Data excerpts
* * * * * * *

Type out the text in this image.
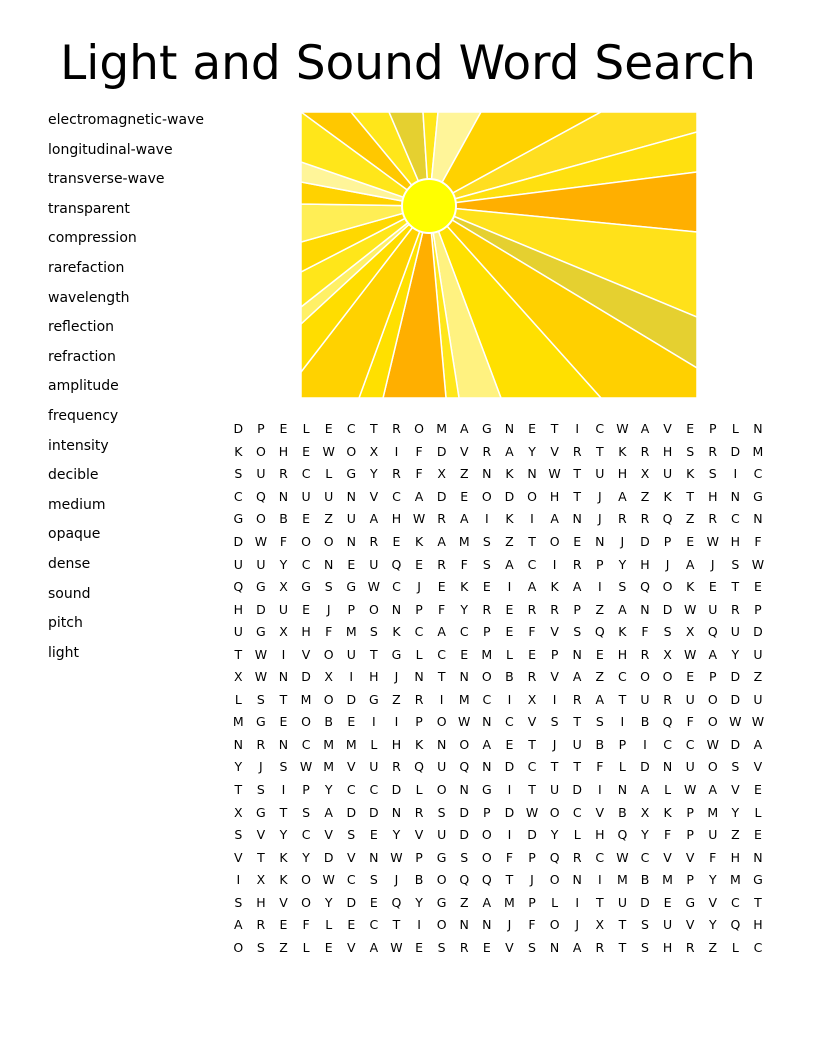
Light and Sound Word Search
electromagnetic-wave
longitudinal-wave
transverse-wave
transparent
compression
rarefaction
wavelength
reflection
refraction
amplitude
frequency
intensity
decible
medium
opaque
dense
sound
pitch
light
D	P	E	L	E	C	T	R	O	M	A	G	N	E	T	I	C	W	A	V	E	P	L	N
K	O	H	E	W	O	X	I	F	D	V	R	A	Y	V	R	T	K	R	H	S	R	D	M
S	U	R	C	L	G	Y	R	F	X	Z	N	K	N	W	T	U	H	X	U	K	S	I	C
C	Q	N	U	U	N	V	C	A	D	E	O	D	O	H	T	J	A	Z	K	T	H	N	G
G	O	B	E	Z	U	A	H	W	R	A	I	K	I	A	N	J	R	R	Q	Z	R	C	N
D	W	F	O	O	N	R	E	K	A	M	S	Z	T	O	E	N	J	D	P	E	W	H	F
U	U	Y	C	N	E	U	Q	E	R	F	S	A	C	I	R	P	Y	H	J	A	J	S	W
Q	G	X	G	S	G	W	C	J	E	K	E	I	A	K	A	I	S	Q	O	K	E	T	E
H	D	U	E	J	P	O	N	P	F	Y	R	E	R	R	P	Z	A	N	D	W	U	R	P
U	G	X	H	F	M	S	K	C	A	C	P	E	F	V	S	Q	K	F	S	X	Q	U	D
T	W	I	V	O	U	T	G	L	C	E	M	L	E	P	N	E	H	R	X	W	A	Y	U
X	W	N	D	X	I	H	J	N	T	N	O	B	R	V	A	Z	C	O	O	E	P	D	Z
L	S	T	M	O	D	G	Z	R	I	M	C	I	X	I	R	A	T	U	R	U	O	D	U
M	G	E	O	B	E	I	I	P	O	W	N	C	V	S	T	S	I	B	Q	F	O	W	W
N	R	N	C	M	M	L	H	K	N	O	A	E	T	J	U	B	P	I	C	C	W	D	A
Y	J	S	W	M	V	U	R	Q	U	Q	N	D	C	T	T	F	L	D	N	U	O	S	V
T	S	I	P	Y	C	C	D	L	O	N	G	I	T	U	D	I	N	A	L	W	A	V	E
X	G	T	S	A	D	D	N	R	S	D	P	D	W	O	C	V	B	X	K	P	M	Y	L
S	V	Y	C	V	S	E	Y	V	U	D	O	I	D	Y	L	H	Q	Y	F	P	U	Z	E
V	T	K	Y	D	V	N	W	P	G	S	O	F	P	Q	R	C	W	C	V	V	F	H	N
I	X	K	O	W	C	S	J	B	O	Q	Q	T	J	O	N	I	M	B	M	P	Y	M	G
S	H	V	O	Y	D	E	Q	Y	G	Z	A	M	P	L	I	T	U	D	E	G	V	C	T
A	R	E	F	L	E	C	T	I	O	N	N	J	F	O	J	X	T	S	U	V	Y	Q	H
O	S	Z	L	E	V	A	W	E	S	R	E	V	S	N	A	R	T	S	H	R	Z	L	C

* * * * * * *

GIVEN EXERCISE
From start to finish, output the listing exactly, but omit its pictures.

OUTPUT FOR THIS TASK
Type out the text in this image.
Light and Sound Word Search
electromagnetic-wave
longitudinal-wave
transverse-wave
transparent
compression
rarefaction
wavelength
reflection
refraction
amplitude
frequency
intensity
decible
medium
opaque
dense
sound
pitch
light
D	P	E	L	E	C	T	R	O	M	A	G	N	E	T	I	C	W	A	V	E	P	L	N
K	O	H	E	W	O	X	I	F	D	V	R	A	Y	V	R	T	K	R	H	S	R	D	M
S	U	R	C	L	G	Y	R	F	X	Z	N	K	N	W	T	U	H	X	U	K	S	I	C
C	Q	N	U	U	N	V	C	A	D	E	O	D	O	H	T	J	A	Z	K	T	H	N	G
G	O	B	E	Z	U	A	H	W	R	A	I	K	I	A	N	J	R	R	Q	Z	R	C	N
D	W	F	O	O	N	R	E	K	A	M	S	Z	T	O	E	N	J	D	P	E	W	H	F
U	U	Y	C	N	E	U	Q	E	R	F	S	A	C	I	R	P	Y	H	J	A	J	S	W
Q	G	X	G	S	G	W	C	J	E	K	E	I	A	K	A	I	S	Q	O	K	E	T	E
H	D	U	E	J	P	O	N	P	F	Y	R	E	R	R	P	Z	A	N	D	W	U	R	P
U	G	X	H	F	M	S	K	C	A	C	P	E	F	V	S	Q	K	F	S	X	Q	U	D
T	W	I	V	O	U	T	G	L	C	E	M	L	E	P	N	E	H	R	X	W	A	Y	U
X	W	N	D	X	I	H	J	N	T	N	O	B	R	V	A	Z	C	O	O	E	P	D	Z
L	S	T	M	O	D	G	Z	R	I	M	C	I	X	I	R	A	T	U	R	U	O	D	U
M	G	E	O	B	E	I	I	P	O	W	N	C	V	S	T	S	I	B	Q	F	O	W	W
N	R	N	C	M	M	L	H	K	N	O	A	E	T	J	U	B	P	I	C	C	W	D	A
Y	J	S	W	M	V	U	R	Q	U	Q	N	D	C	T	T	F	L	D	N	U	O	S	V
T	S	I	P	Y	C	C	D	L	O	N	G	I	T	U	D	I	N	A	L	W	A	V	E
X	G	T	S	A	D	D	N	R	S	D	P	D	W	O	C	V	B	X	K	P	M	Y	L
S	V	Y	C	V	S	E	Y	V	U	D	O	I	D	Y	L	H	Q	Y	F	P	U	Z	E
V	T	K	Y	D	V	N	W	P	G	S	O	F	P	Q	R	C	W	C	V	V	F	H	N
I	X	K	O	W	C	S	J	B	O	Q	Q	T	J	O	N	I	M	B	M	P	Y	M	G
S	H	V	O	Y	D	E	Q	Y	G	Z	A	M	P	L	I	T	U	D	E	G	V	C	T
A	R	E	F	L	E	C	T	I	O	N	N	J	F	O	J	X	T	S	U	V	Y	Q	H
O	S	Z	L	E	V	A	W	E	S	R	E	V	S	N	A	R	T	S	H	R	Z	L	C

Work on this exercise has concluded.